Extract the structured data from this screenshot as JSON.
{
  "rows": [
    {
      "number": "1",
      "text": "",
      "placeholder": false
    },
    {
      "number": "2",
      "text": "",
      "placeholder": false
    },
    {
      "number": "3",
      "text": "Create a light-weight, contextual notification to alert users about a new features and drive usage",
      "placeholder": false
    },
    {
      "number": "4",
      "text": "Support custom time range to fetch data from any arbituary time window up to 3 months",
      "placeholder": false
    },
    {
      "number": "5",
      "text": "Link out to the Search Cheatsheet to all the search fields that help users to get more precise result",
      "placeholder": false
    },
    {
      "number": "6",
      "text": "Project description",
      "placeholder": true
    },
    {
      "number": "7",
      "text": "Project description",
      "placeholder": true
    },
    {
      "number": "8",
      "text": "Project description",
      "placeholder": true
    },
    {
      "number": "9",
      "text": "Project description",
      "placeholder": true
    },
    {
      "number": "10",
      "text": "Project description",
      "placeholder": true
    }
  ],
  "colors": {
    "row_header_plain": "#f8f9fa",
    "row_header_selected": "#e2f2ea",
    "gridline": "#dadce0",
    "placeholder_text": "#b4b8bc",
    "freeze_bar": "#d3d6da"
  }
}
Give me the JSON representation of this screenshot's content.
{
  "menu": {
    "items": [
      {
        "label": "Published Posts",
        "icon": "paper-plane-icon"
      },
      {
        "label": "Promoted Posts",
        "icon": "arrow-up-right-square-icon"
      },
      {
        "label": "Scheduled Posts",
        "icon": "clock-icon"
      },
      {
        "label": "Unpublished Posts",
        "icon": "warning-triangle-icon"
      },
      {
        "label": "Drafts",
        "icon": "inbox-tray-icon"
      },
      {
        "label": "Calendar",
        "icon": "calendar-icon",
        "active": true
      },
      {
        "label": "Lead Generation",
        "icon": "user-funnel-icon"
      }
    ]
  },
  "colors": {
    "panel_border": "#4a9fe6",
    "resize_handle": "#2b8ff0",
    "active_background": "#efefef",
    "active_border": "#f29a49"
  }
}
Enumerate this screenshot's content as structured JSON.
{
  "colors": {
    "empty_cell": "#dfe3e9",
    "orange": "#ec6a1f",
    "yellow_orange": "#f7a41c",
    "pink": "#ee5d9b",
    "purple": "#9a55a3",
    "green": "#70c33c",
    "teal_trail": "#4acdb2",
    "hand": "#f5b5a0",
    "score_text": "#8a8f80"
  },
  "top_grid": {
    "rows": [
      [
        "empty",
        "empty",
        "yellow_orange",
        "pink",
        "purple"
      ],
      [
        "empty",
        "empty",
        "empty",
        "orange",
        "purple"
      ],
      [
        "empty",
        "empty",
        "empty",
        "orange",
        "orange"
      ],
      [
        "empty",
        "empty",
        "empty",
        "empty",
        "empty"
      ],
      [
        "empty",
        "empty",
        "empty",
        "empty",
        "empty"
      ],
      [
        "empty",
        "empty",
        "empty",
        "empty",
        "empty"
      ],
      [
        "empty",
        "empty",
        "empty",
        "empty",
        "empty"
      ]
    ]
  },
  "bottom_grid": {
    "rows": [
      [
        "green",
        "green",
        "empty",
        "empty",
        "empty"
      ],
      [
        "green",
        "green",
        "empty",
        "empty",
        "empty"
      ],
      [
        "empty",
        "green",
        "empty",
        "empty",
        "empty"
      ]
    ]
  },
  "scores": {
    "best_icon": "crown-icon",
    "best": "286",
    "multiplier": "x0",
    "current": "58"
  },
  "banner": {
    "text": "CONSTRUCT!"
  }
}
# # #
== GIVEN INSTRUCTION ==
Make a list of all lines in the data that contain "label".

== ANSWER ==
        "label": "Published Posts",
        "label": "Promoted Posts",
        "label": "Scheduled Posts",
        "label": "Unpublished Posts",
        "label": "Drafts",
        "label": "Calendar",
        "label": "Lead Generation",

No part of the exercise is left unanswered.